TO DO
Write out all of the lines below, exactly and completely.

RECORDS
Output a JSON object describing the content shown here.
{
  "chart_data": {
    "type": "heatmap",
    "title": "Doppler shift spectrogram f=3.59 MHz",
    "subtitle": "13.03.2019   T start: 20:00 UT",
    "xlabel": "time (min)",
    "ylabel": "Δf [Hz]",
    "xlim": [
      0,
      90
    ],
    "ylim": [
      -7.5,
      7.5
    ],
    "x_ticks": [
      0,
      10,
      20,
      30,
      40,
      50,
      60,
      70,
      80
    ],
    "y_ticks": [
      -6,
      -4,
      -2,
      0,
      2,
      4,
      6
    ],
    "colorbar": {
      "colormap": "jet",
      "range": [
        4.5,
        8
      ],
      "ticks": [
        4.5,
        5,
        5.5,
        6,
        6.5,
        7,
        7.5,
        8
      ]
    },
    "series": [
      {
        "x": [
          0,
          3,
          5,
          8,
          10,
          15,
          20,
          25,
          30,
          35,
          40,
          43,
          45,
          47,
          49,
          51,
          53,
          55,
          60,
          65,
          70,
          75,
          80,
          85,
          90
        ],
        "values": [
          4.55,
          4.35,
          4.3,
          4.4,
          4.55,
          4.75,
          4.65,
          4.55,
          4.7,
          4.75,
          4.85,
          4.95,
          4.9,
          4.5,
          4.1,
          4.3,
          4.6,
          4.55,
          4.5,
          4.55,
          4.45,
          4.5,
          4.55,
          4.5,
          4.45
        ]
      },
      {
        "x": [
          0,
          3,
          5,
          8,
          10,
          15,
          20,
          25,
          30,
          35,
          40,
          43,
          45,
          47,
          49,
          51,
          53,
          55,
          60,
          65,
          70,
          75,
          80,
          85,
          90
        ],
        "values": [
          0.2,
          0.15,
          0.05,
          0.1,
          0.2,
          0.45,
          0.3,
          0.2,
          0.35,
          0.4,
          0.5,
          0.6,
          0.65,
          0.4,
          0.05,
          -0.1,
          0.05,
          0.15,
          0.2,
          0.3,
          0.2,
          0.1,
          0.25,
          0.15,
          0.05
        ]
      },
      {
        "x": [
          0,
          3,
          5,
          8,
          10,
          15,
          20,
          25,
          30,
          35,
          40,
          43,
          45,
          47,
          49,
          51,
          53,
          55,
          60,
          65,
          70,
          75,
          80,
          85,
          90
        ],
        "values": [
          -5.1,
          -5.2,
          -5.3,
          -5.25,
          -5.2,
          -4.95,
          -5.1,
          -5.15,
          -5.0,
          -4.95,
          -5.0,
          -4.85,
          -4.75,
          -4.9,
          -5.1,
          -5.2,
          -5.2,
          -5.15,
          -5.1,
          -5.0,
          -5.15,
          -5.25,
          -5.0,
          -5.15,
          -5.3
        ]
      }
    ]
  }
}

SOLUTION TO THE PROBLEM
Output a JSON object describing the content shown here.
{
  "chart_data": {
    "type": "heatmap",
    "title": "Doppler shift spectrogram f=3.59 MHz",
    "subtitle": "13.03.2019   T start: 20:00 UT",
    "xlabel": "time (min)",
    "ylabel": "Δf [Hz]",
    "xlim": [
      0,
      90
    ],
    "ylim": [
      -7.5,
      7.5
    ],
    "x_ticks": [
      0,
      10,
      20,
      30,
      40,
      50,
      60,
      70,
      80
    ],
    "y_ticks": [
      -6,
      -4,
      -2,
      0,
      2,
      4,
      6
    ],
    "colorbar": {
      "colormap": "jet",
      "range": [
        4.5,
        8
      ],
      "ticks": [
        4.5,
        5,
        5.5,
        6,
        6.5,
        7,
        7.5,
        8
      ]
    },
    "series": [
      {
        "x": [
          0,
          3,
          5,
          8,
          10,
          15,
          20,
          25,
          30,
          35,
          40,
          43,
          45,
          47,
          49,
          51,
          53,
          55,
          60,
          65,
          70,
          75,
          80,
          85,
          90
        ],
        "values": [
          4.55,
          4.35,
          4.3,
          4.4,
          4.55,
          4.75,
          4.65,
          4.55,
          4.7,
          4.75,
          4.85,
          4.95,
          4.9,
          4.5,
          4.1,
          4.3,
          4.6,
          4.55,
          4.5,
          4.55,
          4.45,
          4.5,
          4.55,
          4.5,
          4.45
        ]
      },
      {
        "x": [
          0,
          3,
          5,
          8,
          10,
          15,
          20,
          25,
          30,
          35,
          40,
          43,
          45,
          47,
          49,
          51,
          53,
          55,
          60,
          65,
          70,
          75,
          80,
          85,
          90
        ],
        "values": [
          0.2,
          0.15,
          0.05,
          0.1,
          0.2,
          0.45,
          0.3,
          0.2,
          0.35,
          0.4,
          0.5,
          0.6,
          0.65,
          0.4,
          0.05,
          -0.1,
          0.05,
          0.15,
          0.2,
          0.3,
          0.2,
          0.1,
          0.25,
          0.15,
          0.05
        ]
      },
      {
        "x": [
          0,
          3,
          5,
          8,
          10,
          15,
          20,
          25,
          30,
          35,
          40,
          43,
          45,
          47,
          49,
          51,
          53,
          55,
          60,
          65,
          70,
          75,
          80,
          85,
          90
        ],
        "values": [
          -5.1,
          -5.2,
          -5.3,
          -5.25,
          -5.2,
          -4.95,
          -5.1,
          -5.15,
          -5.0,
          -4.95,
          -5.0,
          -4.85,
          -4.75,
          -4.9,
          -5.1,
          -5.2,
          -5.2,
          -5.15,
          -5.1,
          -5.0,
          -5.15,
          -5.25,
          -5.0,
          -5.15,
          -5.3
        ]
      }
    ]
  }
}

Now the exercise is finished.